• **What you will do**: Your task is to give the listing below back word for word, pictures excluded.

• **Stored data**:
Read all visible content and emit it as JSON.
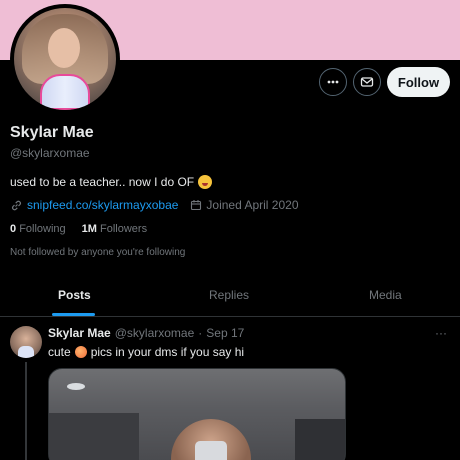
{
  "profile": {
    "name": "Skylar Mae",
    "handle": "@skylarxomae",
    "bio": "used to be a teacher.. now I do OF",
    "bio_emoji": "zany-face",
    "link": "snipfeed.co/skylarmayxobae",
    "joined": "Joined April 2020",
    "following_count": "0",
    "following_label": "Following",
    "followers_count": "1M",
    "followers_label": "Followers",
    "not_followed": "Not followed by anyone you're following",
    "banner_color": "#efbed5"
  },
  "actions": {
    "follow_label": "Follow",
    "more_icon": "more-icon",
    "message_icon": "envelope-icon"
  },
  "tabs": [
    {
      "label": "Posts",
      "active": true
    },
    {
      "label": "Replies",
      "active": false
    },
    {
      "label": "Media",
      "active": false
    }
  ],
  "post": {
    "author": "Skylar Mae",
    "handle": "@skylarxomae",
    "separator": "·",
    "date": "Sep 17",
    "text_before": "cute",
    "text_after": "pics in your dms if you say hi",
    "emoji": "peach",
    "more": "···"
  },
  "colors": {
    "accent": "#1d9bf0",
    "background": "#000000",
    "muted": "#71767b"
  }
}
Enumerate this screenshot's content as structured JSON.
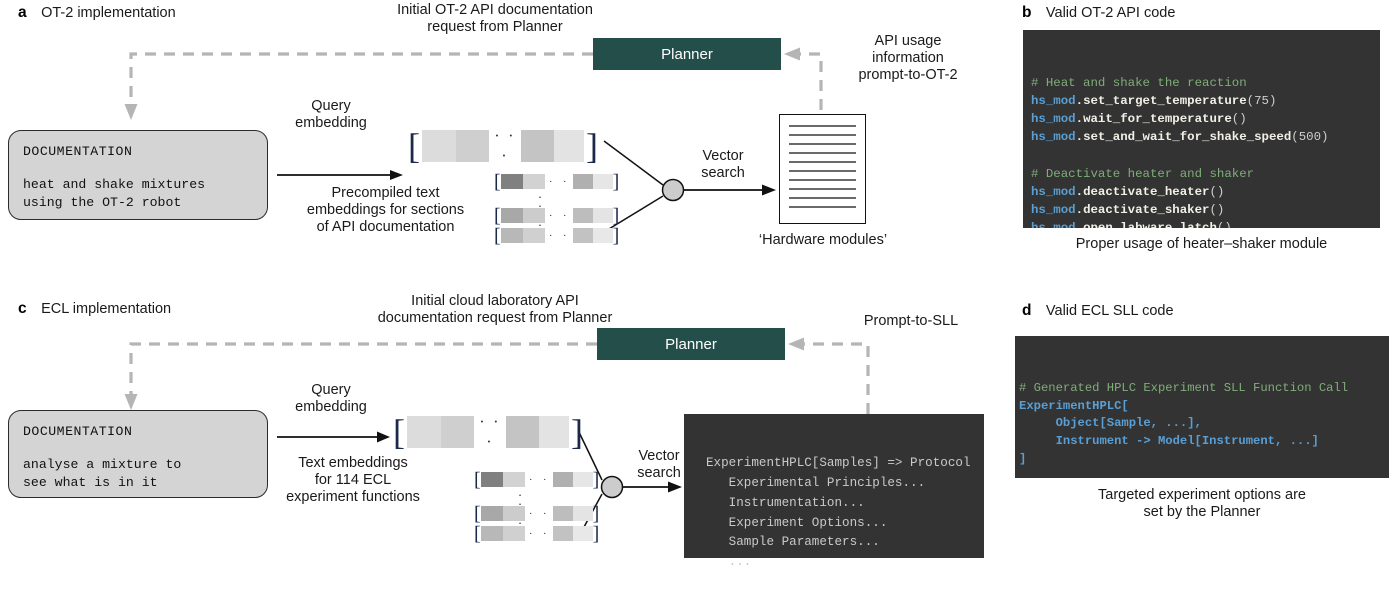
{
  "panels": {
    "a": {
      "letter": "a",
      "title": "OT-2 implementation"
    },
    "b": {
      "letter": "b",
      "title": "Valid OT-2 API code"
    },
    "c": {
      "letter": "c",
      "title": "ECL implementation"
    },
    "d": {
      "letter": "d",
      "title": "Valid ECL SLL code"
    }
  },
  "panel_a": {
    "request_label_line1": "Initial OT-2 API documentation",
    "request_label_line2": "request from Planner",
    "planner_label": "Planner",
    "api_usage_line1": "API usage",
    "api_usage_line2": "information",
    "api_usage_line3": "prompt-to-OT-2",
    "doc_heading": "DOCUMENTATION",
    "doc_line1": "heat and shake mixtures",
    "doc_line2": "using the OT-2 robot",
    "query_embedding_line1": "Query",
    "query_embedding_line2": "embedding",
    "precompiled_line1": "Precompiled text",
    "precompiled_line2": "embeddings for sections",
    "precompiled_line3": "of API documentation",
    "vector_search_line1": "Vector",
    "vector_search_line2": "search",
    "hardware_modules": "‘Hardware modules’"
  },
  "panel_b": {
    "caption": "Proper usage of heater–shaker module",
    "code": [
      {
        "type": "comment",
        "text": "# Heat and shake the reaction"
      },
      {
        "type": "call",
        "module": "hs_mod",
        "dot": ".",
        "fn": "set_target_temperature",
        "args": "(75)"
      },
      {
        "type": "call",
        "module": "hs_mod",
        "dot": ".",
        "fn": "wait_for_temperature",
        "args": "()"
      },
      {
        "type": "call",
        "module": "hs_mod",
        "dot": ".",
        "fn": "set_and_wait_for_shake_speed",
        "args": "(500)"
      },
      {
        "type": "blank",
        "text": ""
      },
      {
        "type": "comment",
        "text": "# Deactivate heater and shaker"
      },
      {
        "type": "call",
        "module": "hs_mod",
        "dot": ".",
        "fn": "deactivate_heater",
        "args": "()"
      },
      {
        "type": "call",
        "module": "hs_mod",
        "dot": ".",
        "fn": "deactivate_shaker",
        "args": "()"
      },
      {
        "type": "call",
        "module": "hs_mod",
        "dot": ".",
        "fn": "open_labware_latch",
        "args": "()"
      }
    ]
  },
  "panel_c": {
    "request_label_line1": "Initial cloud laboratory API",
    "request_label_line2": "documentation request from Planner",
    "planner_label": "Planner",
    "prompt_to_sll": "Prompt-to-SLL",
    "doc_heading": "DOCUMENTATION",
    "doc_line1": "analyse a mixture to",
    "doc_line2": "see what is in it",
    "query_embedding_line1": "Query",
    "query_embedding_line2": "embedding",
    "text_embeddings_line1": "Text embeddings",
    "text_embeddings_line2": "for 114 ECL",
    "text_embeddings_line3": "experiment functions",
    "vector_search_line1": "Vector",
    "vector_search_line2": "search",
    "protocol_lines": [
      "ExperimentHPLC[Samples] => Protocol",
      "   Experimental Principles...",
      "   Instrumentation...",
      "   Experiment Options...",
      "   Sample Parameters...",
      "   ..."
    ]
  },
  "panel_d": {
    "caption_line1": "Targeted experiment options are",
    "caption_line2": "set by the Planner",
    "code_comment": "# Generated HPLC Experiment SLL Function Call",
    "code_lines": [
      "ExperimentHPLC[",
      "     Object[Sample, ...],",
      "     Instrument -> Model[Instrument, ...]",
      "]"
    ]
  },
  "colors": {
    "planner_box": "#234E4A",
    "code_background": "#333333",
    "comment_green": "#7fae79",
    "module_blue": "#5a9fd4",
    "doc_box_fill": "#d4d4d4",
    "dashed_gray": "#b5b5b5",
    "node_fill": "#cccccc"
  },
  "embeddings": {
    "query_vector_cells_a": [
      "#dcdcdc",
      "#cfcfcf",
      "#c4c4c4",
      "#e3e3e3"
    ],
    "doc_vector_rows_a": [
      [
        "#808080",
        "#d2d2d2",
        "#b0b0b0",
        "#e6e6e6"
      ],
      [
        "#a8a8a8",
        "#cccccc",
        "#bdbdbd",
        "#e4e4e4"
      ],
      [
        "#b8b8b8",
        "#d0d0d0",
        "#c2c2c2",
        "#e8e8e8"
      ]
    ],
    "query_vector_cells_c": [
      "#dcdcdc",
      "#cfcfcf",
      "#c4c4c4",
      "#e3e3e3"
    ],
    "doc_vector_rows_c": [
      [
        "#808080",
        "#d2d2d2",
        "#b0b0b0",
        "#e6e6e6"
      ],
      [
        "#a8a8a8",
        "#cccccc",
        "#bdbdbd",
        "#e4e4e4"
      ],
      [
        "#b8b8b8",
        "#d0d0d0",
        "#c2c2c2",
        "#e8e8e8"
      ]
    ],
    "ellipsis": "· · ·"
  }
}
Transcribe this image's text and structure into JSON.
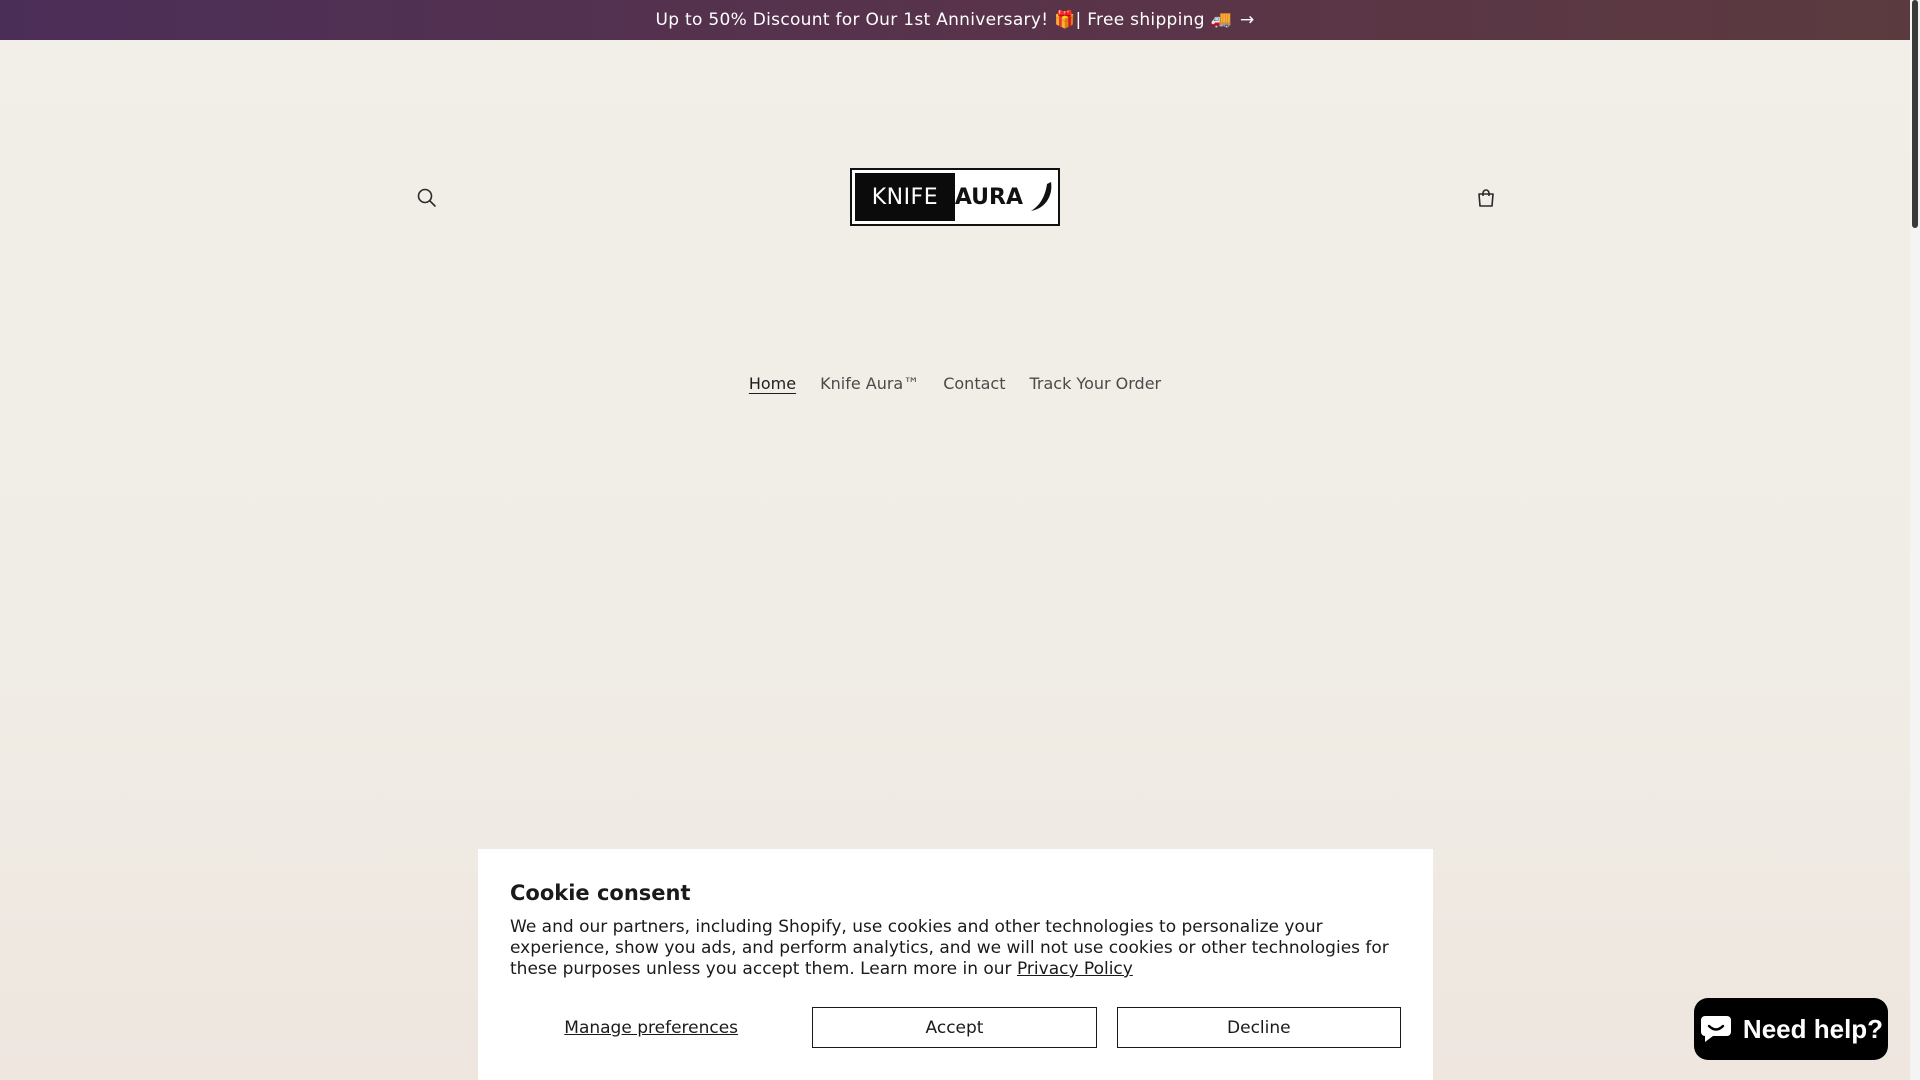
{
  "announcement": {
    "text": "Up to 50% Discount for Our 1st Anniversary! 🎁| Free shipping 🚚",
    "arrow": "→"
  },
  "header": {
    "search_icon": "search-icon",
    "cart_icon": "cart-icon",
    "logo": {
      "left_text": "KNIFE",
      "right_text": "AURA"
    }
  },
  "nav": {
    "items": [
      {
        "label": "Home",
        "active": true
      },
      {
        "label": "Knife Aura™",
        "active": false
      },
      {
        "label": "Contact",
        "active": false
      },
      {
        "label": "Track Your Order",
        "active": false
      }
    ]
  },
  "cookie": {
    "title": "Cookie consent",
    "body": "We and our partners, including Shopify, use cookies and other technologies to personalize your experience, show you ads, and perform analytics, and we will not use cookies or other technologies for these purposes unless you accept them. Learn more in our ",
    "privacy_link": "Privacy Policy",
    "manage_label": "Manage preferences",
    "accept_label": "Accept",
    "decline_label": "Decline"
  },
  "chat": {
    "label": "Need help?",
    "icon": "chat-bubble-icon"
  },
  "colors": {
    "announcement_bg": "#4b2e58",
    "page_bg": "#f1efe8",
    "chat_bg": "#000000"
  }
}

• **Output for this task**:
Read all visible content and emit it as JSON.
{
  "profile": {
    "name": "Skylar Mae",
    "handle": "@skylarxomae",
    "bio": "used to be a teacher.. now I do OF",
    "bio_emoji": "zany-face",
    "link": "snipfeed.co/skylarmayxobae",
    "joined": "Joined April 2020",
    "following_count": "0",
    "following_label": "Following",
    "followers_count": "1M",
    "followers_label": "Followers",
    "not_followed": "Not followed by anyone you're following",
    "banner_color": "#efbed5"
  },
  "actions": {
    "follow_label": "Follow",
    "more_icon": "more-icon",
    "message_icon": "envelope-icon"
  },
  "tabs": [
    {
      "label": "Posts",
      "active": true
    },
    {
      "label": "Replies",
      "active": false
    },
    {
      "label": "Media",
      "active": false
    }
  ],
  "post": {
    "author": "Skylar Mae",
    "handle": "@skylarxomae",
    "separator": "·",
    "date": "Sep 17",
    "text_before": "cute",
    "text_after": "pics in your dms if you say hi",
    "emoji": "peach",
    "more": "···"
  },
  "colors": {
    "accent": "#1d9bf0",
    "background": "#000000",
    "muted": "#71767b"
  }
}
Enumerate this screenshot's content as structured JSON.
{
  "panels": {
    "a": {
      "letter": "a",
      "title": "OT-2 implementation"
    },
    "b": {
      "letter": "b",
      "title": "Valid OT-2 API code"
    },
    "c": {
      "letter": "c",
      "title": "ECL implementation"
    },
    "d": {
      "letter": "d",
      "title": "Valid ECL SLL code"
    }
  },
  "panel_a": {
    "request_label_line1": "Initial OT-2 API documentation",
    "request_label_line2": "request from Planner",
    "planner_label": "Planner",
    "api_usage_line1": "API usage",
    "api_usage_line2": "information",
    "api_usage_line3": "prompt-to-OT-2",
    "doc_heading": "DOCUMENTATION",
    "doc_line1": "heat and shake mixtures",
    "doc_line2": "using the OT-2 robot",
    "query_embedding_line1": "Query",
    "query_embedding_line2": "embedding",
    "precompiled_line1": "Precompiled text",
    "precompiled_line2": "embeddings for sections",
    "precompiled_line3": "of API documentation",
    "vector_search_line1": "Vector",
    "vector_search_line2": "search",
    "hardware_modules": "‘Hardware modules’"
  },
  "panel_b": {
    "caption": "Proper usage of heater–shaker module",
    "code": [
      {
        "type": "comment",
        "text": "# Heat and shake the reaction"
      },
      {
        "type": "call",
        "module": "hs_mod",
        "dot": ".",
        "fn": "set_target_temperature",
        "args": "(75)"
      },
      {
        "type": "call",
        "module": "hs_mod",
        "dot": ".",
        "fn": "wait_for_temperature",
        "args": "()"
      },
      {
        "type": "call",
        "module": "hs_mod",
        "dot": ".",
        "fn": "set_and_wait_for_shake_speed",
        "args": "(500)"
      },
      {
        "type": "blank",
        "text": ""
      },
      {
        "type": "comment",
        "text": "# Deactivate heater and shaker"
      },
      {
        "type": "call",
        "module": "hs_mod",
        "dot": ".",
        "fn": "deactivate_heater",
        "args": "()"
      },
      {
        "type": "call",
        "module": "hs_mod",
        "dot": ".",
        "fn": "deactivate_shaker",
        "args": "()"
      },
      {
        "type": "call",
        "module": "hs_mod",
        "dot": ".",
        "fn": "open_labware_latch",
        "args": "()"
      }
    ]
  },
  "panel_c": {
    "request_label_line1": "Initial cloud laboratory API",
    "request_label_line2": "documentation request from Planner",
    "planner_label": "Planner",
    "prompt_to_sll": "Prompt-to-SLL",
    "doc_heading": "DOCUMENTATION",
    "doc_line1": "analyse a mixture to",
    "doc_line2": "see what is in it",
    "query_embedding_line1": "Query",
    "query_embedding_line2": "embedding",
    "text_embeddings_line1": "Text embeddings",
    "text_embeddings_line2": "for 114 ECL",
    "text_embeddings_line3": "experiment functions",
    "vector_search_line1": "Vector",
    "vector_search_line2": "search",
    "protocol_lines": [
      "ExperimentHPLC[Samples] => Protocol",
      "   Experimental Principles...",
      "   Instrumentation...",
      "   Experiment Options...",
      "   Sample Parameters...",
      "   ..."
    ]
  },
  "panel_d": {
    "caption_line1": "Targeted experiment options are",
    "caption_line2": "set by the Planner",
    "code_comment": "# Generated HPLC Experiment SLL Function Call",
    "code_lines": [
      "ExperimentHPLC[",
      "     Object[Sample, ...],",
      "     Instrument -> Model[Instrument, ...]",
      "]"
    ]
  },
  "colors": {
    "planner_box": "#234E4A",
    "code_background": "#333333",
    "comment_green": "#7fae79",
    "module_blue": "#5a9fd4",
    "doc_box_fill": "#d4d4d4",
    "dashed_gray": "#b5b5b5",
    "node_fill": "#cccccc"
  },
  "embeddings": {
    "query_vector_cells_a": [
      "#dcdcdc",
      "#cfcfcf",
      "#c4c4c4",
      "#e3e3e3"
    ],
    "doc_vector_rows_a": [
      [
        "#808080",
        "#d2d2d2",
        "#b0b0b0",
        "#e6e6e6"
      ],
      [
        "#a8a8a8",
        "#cccccc",
        "#bdbdbd",
        "#e4e4e4"
      ],
      [
        "#b8b8b8",
        "#d0d0d0",
        "#c2c2c2",
        "#e8e8e8"
      ]
    ],
    "query_vector_cells_c": [
      "#dcdcdc",
      "#cfcfcf",
      "#c4c4c4",
      "#e3e3e3"
    ],
    "doc_vector_rows_c": [
      [
        "#808080",
        "#d2d2d2",
        "#b0b0b0",
        "#e6e6e6"
      ],
      [
        "#a8a8a8",
        "#cccccc",
        "#bdbdbd",
        "#e4e4e4"
      ],
      [
        "#b8b8b8",
        "#d0d0d0",
        "#c2c2c2",
        "#e8e8e8"
      ]
    ],
    "ellipsis": "· · ·"
  }
}
Transcribe this image's text and structure into JSON.
{
  "announcement": {
    "text": "Up to 50% Discount for Our 1st Anniversary! 🎁| Free shipping 🚚",
    "arrow": "→"
  },
  "header": {
    "search_icon": "search-icon",
    "cart_icon": "cart-icon",
    "logo": {
      "left_text": "KNIFE",
      "right_text": "AURA"
    }
  },
  "nav": {
    "items": [
      {
        "label": "Home",
        "active": true
      },
      {
        "label": "Knife Aura™",
        "active": false
      },
      {
        "label": "Contact",
        "active": false
      },
      {
        "label": "Track Your Order",
        "active": false
      }
    ]
  },
  "cookie": {
    "title": "Cookie consent",
    "body": "We and our partners, including Shopify, use cookies and other technologies to personalize your experience, show you ads, and perform analytics, and we will not use cookies or other technologies for these purposes unless you accept them. Learn more in our ",
    "privacy_link": "Privacy Policy",
    "manage_label": "Manage preferences",
    "accept_label": "Accept",
    "decline_label": "Decline"
  },
  "chat": {
    "label": "Need help?",
    "icon": "chat-bubble-icon"
  },
  "colors": {
    "announcement_bg": "#4b2e58",
    "page_bg": "#f1efe8",
    "chat_bg": "#000000"
  }
}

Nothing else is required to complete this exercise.